§ **INSTRUCTIONS FOR THE TASK**: List each line holding the string "eines".

§ **SOURCE DATA**:

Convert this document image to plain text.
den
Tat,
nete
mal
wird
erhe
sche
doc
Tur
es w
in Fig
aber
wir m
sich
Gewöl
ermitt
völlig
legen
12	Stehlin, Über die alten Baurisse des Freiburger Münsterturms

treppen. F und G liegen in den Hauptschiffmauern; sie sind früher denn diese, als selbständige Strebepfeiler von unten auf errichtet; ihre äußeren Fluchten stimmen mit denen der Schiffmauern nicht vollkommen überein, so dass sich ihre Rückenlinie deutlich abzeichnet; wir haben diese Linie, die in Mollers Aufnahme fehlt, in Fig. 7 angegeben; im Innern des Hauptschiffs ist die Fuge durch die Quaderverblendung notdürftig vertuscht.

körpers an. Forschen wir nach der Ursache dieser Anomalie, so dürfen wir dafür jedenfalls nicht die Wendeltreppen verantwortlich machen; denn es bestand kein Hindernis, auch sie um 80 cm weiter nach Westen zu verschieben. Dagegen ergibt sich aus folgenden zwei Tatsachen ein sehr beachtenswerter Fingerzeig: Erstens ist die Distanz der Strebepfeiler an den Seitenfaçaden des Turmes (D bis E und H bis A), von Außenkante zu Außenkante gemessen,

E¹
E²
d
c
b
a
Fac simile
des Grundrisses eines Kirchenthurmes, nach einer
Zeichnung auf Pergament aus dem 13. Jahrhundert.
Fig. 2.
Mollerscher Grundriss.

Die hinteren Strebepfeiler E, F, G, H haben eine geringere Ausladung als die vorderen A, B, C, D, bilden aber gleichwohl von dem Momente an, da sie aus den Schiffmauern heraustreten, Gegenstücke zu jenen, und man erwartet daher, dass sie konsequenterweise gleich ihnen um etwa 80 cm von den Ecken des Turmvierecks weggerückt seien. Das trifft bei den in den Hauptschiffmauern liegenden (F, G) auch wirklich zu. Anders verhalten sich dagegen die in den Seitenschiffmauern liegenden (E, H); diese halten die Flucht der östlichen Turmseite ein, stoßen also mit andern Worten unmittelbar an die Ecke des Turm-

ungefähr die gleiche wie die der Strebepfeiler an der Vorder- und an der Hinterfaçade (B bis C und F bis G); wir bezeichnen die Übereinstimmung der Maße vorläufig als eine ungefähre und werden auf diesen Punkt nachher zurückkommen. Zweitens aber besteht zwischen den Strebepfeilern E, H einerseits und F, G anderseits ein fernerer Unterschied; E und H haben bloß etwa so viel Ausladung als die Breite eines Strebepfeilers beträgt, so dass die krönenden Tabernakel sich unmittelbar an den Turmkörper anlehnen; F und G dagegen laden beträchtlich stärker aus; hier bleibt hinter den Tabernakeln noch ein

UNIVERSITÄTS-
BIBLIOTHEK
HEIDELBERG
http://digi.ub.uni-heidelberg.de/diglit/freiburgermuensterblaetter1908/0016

§ **FINAL RESULT**:
des Grundrisses eines Kirchenthurmes, nach einer
ungefähr die gleiche wie die der Strebepfeiler an der Vorder- und an der Hinterfaçade (B bis C und F bis G); wir bezeichnen die Übereinstimmung der Maße vorläufig als eine ungefähre und werden auf diesen Punkt nachher zurückkommen. Zweitens aber besteht zwischen den Strebepfeilern E, H einerseits und F, G anderseits ein fernerer Unterschied; E und H haben bloß etwa so viel Ausladung als die Breite eines Strebepfeilers beträgt, so dass die krönenden Tabernakel sich unmittelbar an den Turmkörper anlehnen; F und G dagegen laden beträchtlich stärker aus; hier bleibt hinter den Tabernakeln noch ein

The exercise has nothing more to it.